EXTRAIT DU TEXTE:
━━━━━━━━━━━━━━━━━━━━

Spectacle dans le cadre de la programmation de janvier 2022 au Théâtre du Point du Jour, Lyon 5ème. Joué en itinérance le mardi 18 janvier 2022 au Lycée Branly, Lyon 5ème.

Cela fait maintenant huit ans que Fanny est la gardienne du refuge du Vautour situé au pied de la Grande Reine, le plus beau sommet du massif fictif des Aigues. Un soir, alors qu’une cordée continue sa course magistrale vers cette montagne, on entend un craquement comme jamais les guides n’en ont entendu. Le glacier est tombé. L’immuable glacier toisant la vie des hommes depuis des millénaires, affrontant les nuages et le temps, l’orage et la neige, est tombé.

S’il a emporté une dizaine d’alpinistes ces dernières années c’est qu’il n’est pas fait pour le commun des mortels pensent certains. Mais c’est peut-être bien le commun des mortels qui a fini par l’emporter lui, au fil du temps. C’est qu’il avait chaud. Plusieurs étés où Fanny ne voit pas le thermomètre descendre en dessous de 0, à plus de 3300 mètres.

Aussi le frère de Fanny, un excellent guide accepte suite à cet effondrement une cliente qui veut faire la Grande Reine malgré le danger. Nous voilà alors au cœur de la montagne durant deux heures, on suit les histoires du massif, d’une ascension périlleuse, des villageois de Rochebrune en prise avec leurs idéaux : les éleveurs contre les écolos, les stations de ski contres les guides. « Mort d’une montagne » est un récit très documenté sur les enjeux économiques et écologiques qui se jouent dans un lieu unique, jamais dans le cliché et très subtil quant aux rapports humains.

Car il ne s’agit pas seulement de parler de la montagne. Dans chaque lieu, on arrive avec nos affects et notre histoire familiale qui a façonné notre personnalité. On décide ensuite de s’en affranchir ou non, d’y puiser des bonnes choses ou de les oublier pour devenir un nouvel être. C’est peut être aussi une sorte de carnaval de personnalités qui nous est donné à voir car à tour de rôles les acteurs et actrices interprètent différents personnages et c’est assez brillant. On se transforme face à l’autre, parfois on perd une partie de nous-même comme cette Grande Reine qui abdique bien avant l’heure. En outre, notre attention est totalement captive des paroles et discussions, on sursaute avec eux grâce à un dispositif sonore qui rejoue les sons de craquements, de tonnerre.

 © Cie Les Non Alignés

Scéniquement parlant le dispositif est simple et très efficace. Chaque meuble ou bouteille est utilisé avec soin, un banc disposé et quelques objets familiers à ceux qui connaissent la randonnée ou l’escalade suffisent à nous plonger dans le refuge. Les changements de décors se font par les acteurs eux-mêmes avec un rien. Une toile translucide projette un décor sombre de crêtes et une animation va donner à certains instants du relief à la dramaturgie qui est déjà exaltante et tient en haleine tout le long du spectacle. L’imagination du spectateur suit son cours avec le récit de l’ascension : une main en l’air et on voit apparaître la paroi à pic. Un regard vers le bas et on aperçoit le millier de mètres de dénivelé.

━━━━━━━━━━━━━━━━━━━━

CONSIGNE A:
Réécrivez les entrées, depuis leur début jusqu'à la ligne contenant « - plot-frame: [115, 7, 869, 468] » incluse, en substituant « legend-marker » à « legend-swatch » sans rien changer d'autre.

━━━━━━━━━━━━━━━━━━━━

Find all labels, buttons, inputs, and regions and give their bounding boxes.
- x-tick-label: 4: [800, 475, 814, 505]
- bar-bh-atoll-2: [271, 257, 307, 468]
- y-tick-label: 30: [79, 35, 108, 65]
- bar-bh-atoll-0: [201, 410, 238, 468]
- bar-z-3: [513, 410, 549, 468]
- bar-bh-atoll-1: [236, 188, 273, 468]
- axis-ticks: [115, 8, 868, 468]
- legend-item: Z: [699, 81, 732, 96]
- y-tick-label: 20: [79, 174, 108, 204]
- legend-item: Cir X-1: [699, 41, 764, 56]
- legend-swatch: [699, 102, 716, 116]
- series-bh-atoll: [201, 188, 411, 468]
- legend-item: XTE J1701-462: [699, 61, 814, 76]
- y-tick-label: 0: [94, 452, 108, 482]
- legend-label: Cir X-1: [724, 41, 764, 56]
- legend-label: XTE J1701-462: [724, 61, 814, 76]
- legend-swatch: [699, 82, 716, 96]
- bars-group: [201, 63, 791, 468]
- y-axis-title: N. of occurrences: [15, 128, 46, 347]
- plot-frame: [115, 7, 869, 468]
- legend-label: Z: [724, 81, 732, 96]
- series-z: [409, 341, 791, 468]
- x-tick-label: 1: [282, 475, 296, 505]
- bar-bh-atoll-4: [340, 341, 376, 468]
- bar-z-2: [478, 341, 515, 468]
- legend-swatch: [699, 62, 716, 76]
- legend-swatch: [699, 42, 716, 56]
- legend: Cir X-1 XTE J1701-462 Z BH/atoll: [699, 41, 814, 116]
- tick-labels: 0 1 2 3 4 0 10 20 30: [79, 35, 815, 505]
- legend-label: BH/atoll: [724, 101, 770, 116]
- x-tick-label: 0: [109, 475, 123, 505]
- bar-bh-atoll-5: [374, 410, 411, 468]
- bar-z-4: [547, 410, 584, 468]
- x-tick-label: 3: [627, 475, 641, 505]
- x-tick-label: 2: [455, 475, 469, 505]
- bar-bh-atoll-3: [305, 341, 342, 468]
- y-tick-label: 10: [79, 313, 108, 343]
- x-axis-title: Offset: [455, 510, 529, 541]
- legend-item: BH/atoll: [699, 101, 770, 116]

━━━━━━━━━━━━━━━━━━━━

CONSIGNE B:
Recopiez à l'identique le passage de la critique du spectacle qui va de « Scéniquement parlant le » jusqu'à « mètres de dénivelé. ».

RÉPONSE A:
Find all labels, buttons, inputs, and regions and give their bounding boxes.
- x-tick-label: 4: [800, 475, 814, 505]
- bar-bh-atoll-2: [271, 257, 307, 468]
- y-tick-label: 30: [79, 35, 108, 65]
- bar-bh-atoll-0: [201, 410, 238, 468]
- bar-z-3: [513, 410, 549, 468]
- bar-bh-atoll-1: [236, 188, 273, 468]
- axis-ticks: [115, 8, 868, 468]
- legend-item: Z: [699, 81, 732, 96]
- y-tick-label: 20: [79, 174, 108, 204]
- legend-item: Cir X-1: [699, 41, 764, 56]
- legend-marker: [699, 102, 716, 116]
- series-bh-atoll: [201, 188, 411, 468]
- legend-item: XTE J1701-462: [699, 61, 814, 76]
- y-tick-label: 0: [94, 452, 108, 482]
- legend-label: Cir X-1: [724, 41, 764, 56]
- legend-label: XTE J1701-462: [724, 61, 814, 76]
- legend-marker: [699, 82, 716, 96]
- bars-group: [201, 63, 791, 468]
- y-axis-title: N. of occurrences: [15, 128, 46, 347]
- plot-frame: [115, 7, 869, 468]

RÉPONSE B:
Scéniquement parlant le dispositif est simple et très efficace. Chaque meuble ou bouteille est utilisé avec soin, un banc disposé et quelques objets familiers à ceux qui connaissent la randonnée ou l’escalade suffisent à nous plonger dans le refuge. Les changements de décors se font par les acteurs eux-mêmes avec un rien. Une toile translucide projette un décor sombre de crêtes et une animation va donner à certains instants du relief à la dramaturgie qui est déjà exaltante et tient en haleine tout le long du spectacle. L’imagination du spectateur suit son cours avec le récit de l’ascension : une main en l’air et on voit apparaître la paroi à pic. Un regard vers le bas et on aperçoit le millier de mètres de dénivelé.